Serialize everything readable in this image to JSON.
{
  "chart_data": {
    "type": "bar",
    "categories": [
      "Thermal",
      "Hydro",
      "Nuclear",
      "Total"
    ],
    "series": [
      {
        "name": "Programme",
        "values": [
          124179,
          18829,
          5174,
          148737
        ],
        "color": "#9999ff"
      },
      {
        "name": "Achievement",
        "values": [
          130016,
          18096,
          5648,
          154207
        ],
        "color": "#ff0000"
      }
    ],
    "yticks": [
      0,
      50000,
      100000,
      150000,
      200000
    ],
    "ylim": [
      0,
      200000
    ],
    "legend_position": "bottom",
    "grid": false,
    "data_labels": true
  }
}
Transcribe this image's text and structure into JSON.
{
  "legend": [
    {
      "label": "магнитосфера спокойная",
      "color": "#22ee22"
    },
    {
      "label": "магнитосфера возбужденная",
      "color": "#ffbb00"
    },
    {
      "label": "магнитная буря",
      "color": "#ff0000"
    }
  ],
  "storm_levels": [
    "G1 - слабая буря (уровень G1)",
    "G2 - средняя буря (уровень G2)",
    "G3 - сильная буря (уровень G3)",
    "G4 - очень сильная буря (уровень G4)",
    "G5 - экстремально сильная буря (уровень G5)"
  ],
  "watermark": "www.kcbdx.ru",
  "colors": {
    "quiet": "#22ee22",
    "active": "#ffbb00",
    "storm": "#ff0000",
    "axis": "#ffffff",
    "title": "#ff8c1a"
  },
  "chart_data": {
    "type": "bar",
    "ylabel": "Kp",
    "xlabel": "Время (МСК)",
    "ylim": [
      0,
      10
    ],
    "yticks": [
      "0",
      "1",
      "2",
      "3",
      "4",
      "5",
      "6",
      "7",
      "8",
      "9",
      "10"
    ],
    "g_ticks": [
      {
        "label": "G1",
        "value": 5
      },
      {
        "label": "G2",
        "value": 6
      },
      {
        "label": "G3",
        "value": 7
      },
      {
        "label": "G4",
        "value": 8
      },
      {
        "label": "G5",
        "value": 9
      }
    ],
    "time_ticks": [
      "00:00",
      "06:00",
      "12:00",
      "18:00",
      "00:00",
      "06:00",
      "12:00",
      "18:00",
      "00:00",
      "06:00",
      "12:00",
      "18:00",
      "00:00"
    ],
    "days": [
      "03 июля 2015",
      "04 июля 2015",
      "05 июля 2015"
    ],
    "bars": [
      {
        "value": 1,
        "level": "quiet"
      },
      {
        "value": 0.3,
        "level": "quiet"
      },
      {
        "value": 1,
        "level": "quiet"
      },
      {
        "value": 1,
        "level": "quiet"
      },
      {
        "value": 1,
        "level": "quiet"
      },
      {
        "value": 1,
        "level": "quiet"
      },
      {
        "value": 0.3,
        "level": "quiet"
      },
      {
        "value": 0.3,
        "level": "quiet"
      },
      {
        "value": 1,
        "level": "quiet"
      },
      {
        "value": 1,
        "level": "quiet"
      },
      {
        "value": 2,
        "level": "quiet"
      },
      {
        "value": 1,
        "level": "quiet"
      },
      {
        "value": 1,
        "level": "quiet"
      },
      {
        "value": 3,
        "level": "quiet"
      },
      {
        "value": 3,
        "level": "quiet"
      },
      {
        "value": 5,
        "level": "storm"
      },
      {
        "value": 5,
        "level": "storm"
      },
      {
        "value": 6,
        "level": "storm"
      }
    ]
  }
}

_ _ _ _ _ _ _

→ REQUIREMENT
Report the count of lines in the entries that contain the string "июля", and nothing besides it.

→ TASK ANSWER
3